-- Start Records to use --
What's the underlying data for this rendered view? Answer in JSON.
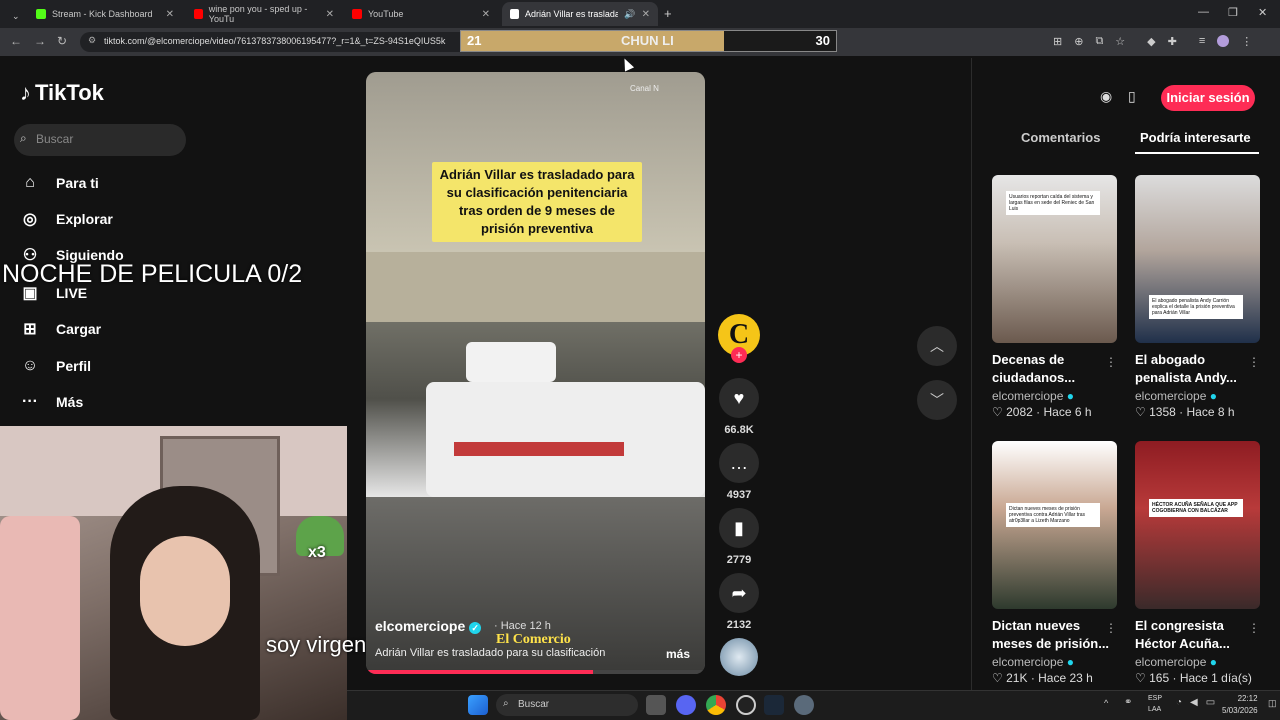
{
  "browser": {
    "tabs": [
      {
        "title": "Stream - Kick Dashboard",
        "icon": "kick-icon",
        "color": "#53fc18"
      },
      {
        "title": "wine pon you - sped up - YouTu",
        "icon": "youtube-icon",
        "color": "#ff0000"
      },
      {
        "title": "YouTube",
        "icon": "youtube-icon",
        "color": "#ff0000"
      },
      {
        "title": "Adrián Villar es trasladado",
        "icon": "tiktok-icon",
        "color": "#ffffff"
      }
    ],
    "url": "tiktok.com/@elcomerciope/video/7613783738006195477?_r=1&_t=ZS-94S1eQIUS5k"
  },
  "score_overlay": {
    "left": "21",
    "name": "CHUN LI",
    "right": "30",
    "fill_fraction": 0.7
  },
  "sidebar": {
    "logo": "TikTok",
    "search_placeholder": "Buscar",
    "items": [
      {
        "label": "Para ti",
        "icon": "home-icon"
      },
      {
        "label": "Explorar",
        "icon": "compass-icon"
      },
      {
        "label": "Siguiendo",
        "icon": "following-icon"
      },
      {
        "label": "LIVE",
        "icon": "live-icon"
      },
      {
        "label": "Cargar",
        "icon": "upload-icon"
      },
      {
        "label": "Perfil",
        "icon": "profile-icon"
      },
      {
        "label": "Más",
        "icon": "more-icon"
      }
    ]
  },
  "stream_overlay": {
    "title": "NOCHE DE PELICULA 0/2",
    "webcam_text": "soy virgen",
    "emote_count": "x3"
  },
  "video": {
    "headline": "Adrián Villar es trasladado para su clasificación penitenciaria tras orden de 9 meses de prisión preventiva",
    "watermark": "Canal N",
    "author": "elcomerciope",
    "time": "· Hace 12 h",
    "brand": "El Comercio",
    "caption": "Adrián Villar es trasladado para su clasificación",
    "more": "más",
    "progress": 0.67
  },
  "actions": {
    "likes": "66.8K",
    "comments": "4937",
    "saves": "2779",
    "shares": "2132",
    "avatar_letter": "C"
  },
  "right_panel": {
    "login": "Iniciar sesión",
    "tabs": [
      "Comentarios",
      "Podría interesarte"
    ],
    "cards": [
      {
        "title1": "Decenas de",
        "title2": "ciudadanos...",
        "author": "elcomerciope",
        "likes": "2082",
        "time": "· Hace 6 h",
        "caption": "Usuarios reportan caída del sistema y largas filas en sede del Reniec de San Luis"
      },
      {
        "title1": "El abogado",
        "title2": "penalista Andy...",
        "author": "elcomerciope",
        "likes": "1358",
        "time": "· Hace 8 h",
        "caption": "El abogado penalista Andy Carrión explica el detalle la prisión preventiva para Adrián Villar"
      },
      {
        "title1": "Dictan nueves",
        "title2": "meses de prisión...",
        "author": "elcomerciope",
        "likes": "21K",
        "time": "· Hace 23 h",
        "caption": "Dictan nueves meses de prisión preventiva contra Adrián Villar tras atr0p3llar a Lizeth Marzano"
      },
      {
        "title1": "El congresista",
        "title2": "Héctor Acuña...",
        "author": "elcomerciope",
        "likes": "165",
        "time": "· Hace 1 día(s)",
        "caption": "HÉCTOR ACUÑA SEÑALA QUE APP COGOBIERNA CON BALCÁZAR"
      }
    ]
  },
  "taskbar": {
    "search": "Buscar",
    "lang1": "ESP",
    "lang2": "LAA",
    "time": "22:12",
    "date": "5/03/2026"
  }
}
-- End Records to use --
The records shown above are to be repeated exactly, with the pictures left out.

What's the underlying data for this rendered view? Answer in JSON.
{
  "browser": {
    "tabs": [
      {
        "title": "Stream - Kick Dashboard",
        "icon": "kick-icon",
        "color": "#53fc18"
      },
      {
        "title": "wine pon you - sped up - YouTu",
        "icon": "youtube-icon",
        "color": "#ff0000"
      },
      {
        "title": "YouTube",
        "icon": "youtube-icon",
        "color": "#ff0000"
      },
      {
        "title": "Adrián Villar es trasladado",
        "icon": "tiktok-icon",
        "color": "#ffffff"
      }
    ],
    "url": "tiktok.com/@elcomerciope/video/7613783738006195477?_r=1&_t=ZS-94S1eQIUS5k"
  },
  "score_overlay": {
    "left": "21",
    "name": "CHUN LI",
    "right": "30",
    "fill_fraction": 0.7
  },
  "sidebar": {
    "logo": "TikTok",
    "search_placeholder": "Buscar",
    "items": [
      {
        "label": "Para ti",
        "icon": "home-icon"
      },
      {
        "label": "Explorar",
        "icon": "compass-icon"
      },
      {
        "label": "Siguiendo",
        "icon": "following-icon"
      },
      {
        "label": "LIVE",
        "icon": "live-icon"
      },
      {
        "label": "Cargar",
        "icon": "upload-icon"
      },
      {
        "label": "Perfil",
        "icon": "profile-icon"
      },
      {
        "label": "Más",
        "icon": "more-icon"
      }
    ]
  },
  "stream_overlay": {
    "title": "NOCHE DE PELICULA 0/2",
    "webcam_text": "soy virgen",
    "emote_count": "x3"
  },
  "video": {
    "headline": "Adrián Villar es trasladado para su clasificación penitenciaria tras orden de 9 meses de prisión preventiva",
    "watermark": "Canal N",
    "author": "elcomerciope",
    "time": "· Hace 12 h",
    "brand": "El Comercio",
    "caption": "Adrián Villar es trasladado para su clasificación",
    "more": "más",
    "progress": 0.67
  },
  "actions": {
    "likes": "66.8K",
    "comments": "4937",
    "saves": "2779",
    "shares": "2132",
    "avatar_letter": "C"
  },
  "right_panel": {
    "login": "Iniciar sesión",
    "tabs": [
      "Comentarios",
      "Podría interesarte"
    ],
    "cards": [
      {
        "title1": "Decenas de",
        "title2": "ciudadanos...",
        "author": "elcomerciope",
        "likes": "2082",
        "time": "· Hace 6 h",
        "caption": "Usuarios reportan caída del sistema y largas filas en sede del Reniec de San Luis"
      },
      {
        "title1": "El abogado",
        "title2": "penalista Andy...",
        "author": "elcomerciope",
        "likes": "1358",
        "time": "· Hace 8 h",
        "caption": "El abogado penalista Andy Carrión explica el detalle la prisión preventiva para Adrián Villar"
      },
      {
        "title1": "Dictan nueves",
        "title2": "meses de prisión...",
        "author": "elcomerciope",
        "likes": "21K",
        "time": "· Hace 23 h",
        "caption": "Dictan nueves meses de prisión preventiva contra Adrián Villar tras atr0p3llar a Lizeth Marzano"
      },
      {
        "title1": "El congresista",
        "title2": "Héctor Acuña...",
        "author": "elcomerciope",
        "likes": "165",
        "time": "· Hace 1 día(s)",
        "caption": "HÉCTOR ACUÑA SEÑALA QUE APP COGOBIERNA CON BALCÁZAR"
      }
    ]
  },
  "taskbar": {
    "search": "Buscar",
    "lang1": "ESP",
    "lang2": "LAA",
    "time": "22:12",
    "date": "5/03/2026"
  }
}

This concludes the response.